→ Task requirements:
Replace every occurrence of "CodeHub" with "DevPortal" in the entries below, and leave every other character as it is.

(Entries of where elements appear)
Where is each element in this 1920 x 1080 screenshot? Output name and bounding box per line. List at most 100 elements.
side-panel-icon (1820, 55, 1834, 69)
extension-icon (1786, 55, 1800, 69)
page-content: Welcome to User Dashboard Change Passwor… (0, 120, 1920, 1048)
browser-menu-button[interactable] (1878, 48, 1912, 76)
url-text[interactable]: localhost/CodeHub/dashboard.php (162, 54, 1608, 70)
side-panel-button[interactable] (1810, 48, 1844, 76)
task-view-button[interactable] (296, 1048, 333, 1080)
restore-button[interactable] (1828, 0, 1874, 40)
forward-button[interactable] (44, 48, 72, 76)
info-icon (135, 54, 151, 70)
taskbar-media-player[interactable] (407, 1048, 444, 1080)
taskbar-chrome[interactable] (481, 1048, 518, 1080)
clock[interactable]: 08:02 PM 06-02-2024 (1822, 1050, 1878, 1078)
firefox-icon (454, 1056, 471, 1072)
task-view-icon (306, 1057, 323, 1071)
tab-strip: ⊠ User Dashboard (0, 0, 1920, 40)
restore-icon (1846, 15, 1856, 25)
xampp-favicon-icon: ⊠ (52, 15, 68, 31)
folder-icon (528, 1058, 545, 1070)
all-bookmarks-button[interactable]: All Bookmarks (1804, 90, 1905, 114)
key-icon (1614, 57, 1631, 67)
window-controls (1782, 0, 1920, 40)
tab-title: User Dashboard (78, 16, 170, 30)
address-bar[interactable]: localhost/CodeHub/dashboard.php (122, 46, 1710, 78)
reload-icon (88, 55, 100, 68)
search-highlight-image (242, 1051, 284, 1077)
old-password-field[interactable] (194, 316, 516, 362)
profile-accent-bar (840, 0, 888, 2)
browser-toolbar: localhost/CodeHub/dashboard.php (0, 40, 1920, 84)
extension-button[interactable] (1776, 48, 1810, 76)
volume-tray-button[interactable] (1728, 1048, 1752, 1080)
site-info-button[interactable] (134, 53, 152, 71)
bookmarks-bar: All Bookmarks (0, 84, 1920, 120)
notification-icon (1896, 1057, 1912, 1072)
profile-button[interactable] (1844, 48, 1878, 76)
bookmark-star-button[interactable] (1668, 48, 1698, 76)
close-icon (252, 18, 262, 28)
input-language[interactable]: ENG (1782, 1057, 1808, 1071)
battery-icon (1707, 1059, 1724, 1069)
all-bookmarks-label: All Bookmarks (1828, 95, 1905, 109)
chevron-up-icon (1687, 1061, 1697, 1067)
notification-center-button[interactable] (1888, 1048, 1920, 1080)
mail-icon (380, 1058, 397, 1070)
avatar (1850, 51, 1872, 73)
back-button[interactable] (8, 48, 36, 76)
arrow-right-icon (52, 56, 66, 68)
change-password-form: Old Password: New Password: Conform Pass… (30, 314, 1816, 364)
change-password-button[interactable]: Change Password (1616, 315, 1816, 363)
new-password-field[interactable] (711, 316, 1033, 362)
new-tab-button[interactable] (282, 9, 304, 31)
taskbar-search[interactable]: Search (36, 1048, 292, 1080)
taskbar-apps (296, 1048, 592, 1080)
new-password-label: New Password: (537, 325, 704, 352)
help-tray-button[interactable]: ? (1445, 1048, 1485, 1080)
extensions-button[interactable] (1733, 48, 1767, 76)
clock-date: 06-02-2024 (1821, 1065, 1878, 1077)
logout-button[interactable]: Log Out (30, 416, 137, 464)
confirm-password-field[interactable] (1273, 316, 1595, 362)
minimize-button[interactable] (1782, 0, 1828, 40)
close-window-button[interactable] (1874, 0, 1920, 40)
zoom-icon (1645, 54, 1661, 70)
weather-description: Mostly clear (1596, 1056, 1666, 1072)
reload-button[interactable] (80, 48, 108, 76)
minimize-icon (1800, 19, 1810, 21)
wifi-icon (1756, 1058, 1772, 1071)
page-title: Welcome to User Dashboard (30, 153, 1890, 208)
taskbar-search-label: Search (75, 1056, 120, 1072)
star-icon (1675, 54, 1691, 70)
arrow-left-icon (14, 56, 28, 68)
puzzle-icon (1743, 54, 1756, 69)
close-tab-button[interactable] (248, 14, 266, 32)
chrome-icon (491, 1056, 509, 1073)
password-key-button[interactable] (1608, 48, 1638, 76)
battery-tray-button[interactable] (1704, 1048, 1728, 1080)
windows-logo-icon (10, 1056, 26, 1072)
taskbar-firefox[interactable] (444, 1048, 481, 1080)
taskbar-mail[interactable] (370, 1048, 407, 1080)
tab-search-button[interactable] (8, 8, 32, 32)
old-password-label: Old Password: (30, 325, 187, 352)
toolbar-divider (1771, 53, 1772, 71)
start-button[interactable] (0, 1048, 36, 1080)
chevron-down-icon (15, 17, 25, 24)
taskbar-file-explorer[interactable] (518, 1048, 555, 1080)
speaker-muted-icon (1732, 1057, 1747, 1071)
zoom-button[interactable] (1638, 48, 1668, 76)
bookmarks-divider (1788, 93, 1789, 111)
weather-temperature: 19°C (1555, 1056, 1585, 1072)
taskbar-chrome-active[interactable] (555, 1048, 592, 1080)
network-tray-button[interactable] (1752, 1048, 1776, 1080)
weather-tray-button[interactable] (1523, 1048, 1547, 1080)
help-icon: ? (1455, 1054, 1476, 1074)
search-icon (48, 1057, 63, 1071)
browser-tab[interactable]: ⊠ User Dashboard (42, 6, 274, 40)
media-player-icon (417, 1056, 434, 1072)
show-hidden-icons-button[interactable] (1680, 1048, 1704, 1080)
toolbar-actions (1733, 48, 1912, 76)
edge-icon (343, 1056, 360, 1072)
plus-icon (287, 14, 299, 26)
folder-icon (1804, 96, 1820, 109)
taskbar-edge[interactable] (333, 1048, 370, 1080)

→ Exercise response:
Where is each element in this 1920 x 1080 screenshot? Output name and bounding box per line. List at most 100 elements.
side-panel-icon (1820, 55, 1834, 69)
extension-icon (1786, 55, 1800, 69)
page-content: Welcome to User Dashboard Change Passwor… (0, 120, 1920, 1048)
browser-menu-button[interactable] (1878, 48, 1912, 76)
url-text[interactable]: localhost/DevPortal/dashboard.php (162, 54, 1608, 70)
side-panel-button[interactable] (1810, 48, 1844, 76)
task-view-button[interactable] (296, 1048, 333, 1080)
restore-button[interactable] (1828, 0, 1874, 40)
forward-button[interactable] (44, 48, 72, 76)
info-icon (135, 54, 151, 70)
taskbar-media-player[interactable] (407, 1048, 444, 1080)
taskbar-chrome[interactable] (481, 1048, 518, 1080)
clock[interactable]: 08:02 PM 06-02-2024 (1822, 1050, 1878, 1078)
firefox-icon (454, 1056, 471, 1072)
task-view-icon (306, 1057, 323, 1071)
tab-strip: ⊠ User Dashboard (0, 0, 1920, 40)
restore-icon (1846, 15, 1856, 25)
xampp-favicon-icon: ⊠ (52, 15, 68, 31)
folder-icon (528, 1058, 545, 1070)
all-bookmarks-button[interactable]: All Bookmarks (1804, 90, 1905, 114)
key-icon (1614, 57, 1631, 67)
window-controls (1782, 0, 1920, 40)
tab-title: User Dashboard (78, 16, 170, 30)
address-bar[interactable]: localhost/DevPortal/dashboard.php (122, 46, 1710, 78)
reload-icon (88, 55, 100, 68)
search-highlight-image (242, 1051, 284, 1077)
old-password-field[interactable] (194, 316, 516, 362)
profile-accent-bar (840, 0, 888, 2)
browser-toolbar: localhost/DevPortal/dashboard.php (0, 40, 1920, 84)
extension-button[interactable] (1776, 48, 1810, 76)
volume-tray-button[interactable] (1728, 1048, 1752, 1080)
site-info-button[interactable] (134, 53, 152, 71)
bookmarks-bar: All Bookmarks (0, 84, 1920, 120)
notification-icon (1896, 1057, 1912, 1072)
profile-button[interactable] (1844, 48, 1878, 76)
bookmark-star-button[interactable] (1668, 48, 1698, 76)
close-icon (252, 18, 262, 28)
input-language[interactable]: ENG (1782, 1057, 1808, 1071)
battery-icon (1707, 1059, 1724, 1069)
all-bookmarks-label: All Bookmarks (1828, 95, 1905, 109)
chevron-up-icon (1687, 1061, 1697, 1067)
notification-center-button[interactable] (1888, 1048, 1920, 1080)
mail-icon (380, 1058, 397, 1070)
avatar (1850, 51, 1872, 73)
back-button[interactable] (8, 48, 36, 76)
arrow-right-icon (52, 56, 66, 68)
change-password-form: Old Password: New Password: Conform Pass… (30, 314, 1816, 364)
change-password-button[interactable]: Change Password (1616, 315, 1816, 363)
new-password-field[interactable] (711, 316, 1033, 362)
new-tab-button[interactable] (282, 9, 304, 31)
taskbar-search[interactable]: Search (36, 1048, 292, 1080)
taskbar-apps (296, 1048, 592, 1080)
new-password-label: New Password: (537, 325, 704, 352)
help-tray-button[interactable]: ? (1445, 1048, 1485, 1080)
extensions-button[interactable] (1733, 48, 1767, 76)
clock-date: 06-02-2024 (1821, 1065, 1878, 1077)
logout-button[interactable]: Log Out (30, 416, 137, 464)
confirm-password-field[interactable] (1273, 316, 1595, 362)
minimize-button[interactable] (1782, 0, 1828, 40)
close-window-button[interactable] (1874, 0, 1920, 40)
zoom-icon (1645, 54, 1661, 70)
weather-description: Mostly clear (1596, 1056, 1666, 1072)
reload-button[interactable] (80, 48, 108, 76)
minimize-icon (1800, 19, 1810, 21)
wifi-icon (1756, 1058, 1772, 1071)
page-title: Welcome to User Dashboard (30, 153, 1890, 208)
taskbar-search-label: Search (75, 1056, 120, 1072)
star-icon (1675, 54, 1691, 70)
arrow-left-icon (14, 56, 28, 68)
puzzle-icon (1743, 54, 1756, 69)
close-tab-button[interactable] (248, 14, 266, 32)
chrome-icon (491, 1056, 509, 1073)
password-key-button[interactable] (1608, 48, 1638, 76)
battery-tray-button[interactable] (1704, 1048, 1728, 1080)
windows-logo-icon (10, 1056, 26, 1072)
taskbar-firefox[interactable] (444, 1048, 481, 1080)
taskbar-mail[interactable] (370, 1048, 407, 1080)
tab-search-button[interactable] (8, 8, 32, 32)
old-password-label: Old Password: (30, 325, 187, 352)
toolbar-divider (1771, 53, 1772, 71)
start-button[interactable] (0, 1048, 36, 1080)
chevron-down-icon (15, 17, 25, 24)
taskbar-file-explorer[interactable] (518, 1048, 555, 1080)
speaker-muted-icon (1732, 1057, 1747, 1071)
zoom-button[interactable] (1638, 48, 1668, 76)
bookmarks-divider (1788, 93, 1789, 111)
weather-temperature: 19°C (1555, 1056, 1585, 1072)
taskbar-chrome-active[interactable] (555, 1048, 592, 1080)
network-tray-button[interactable] (1752, 1048, 1776, 1080)
weather-tray-button[interactable] (1523, 1048, 1547, 1080)
help-icon: ? (1455, 1054, 1476, 1074)
search-icon (48, 1057, 63, 1071)
browser-tab[interactable]: ⊠ User Dashboard (42, 6, 274, 40)
media-player-icon (417, 1056, 434, 1072)
show-hidden-icons-button[interactable] (1680, 1048, 1704, 1080)
toolbar-actions (1733, 48, 1912, 76)
edge-icon (343, 1056, 360, 1072)
plus-icon (287, 14, 299, 26)
folder-icon (1804, 96, 1820, 109)
taskbar-edge[interactable] (333, 1048, 370, 1080)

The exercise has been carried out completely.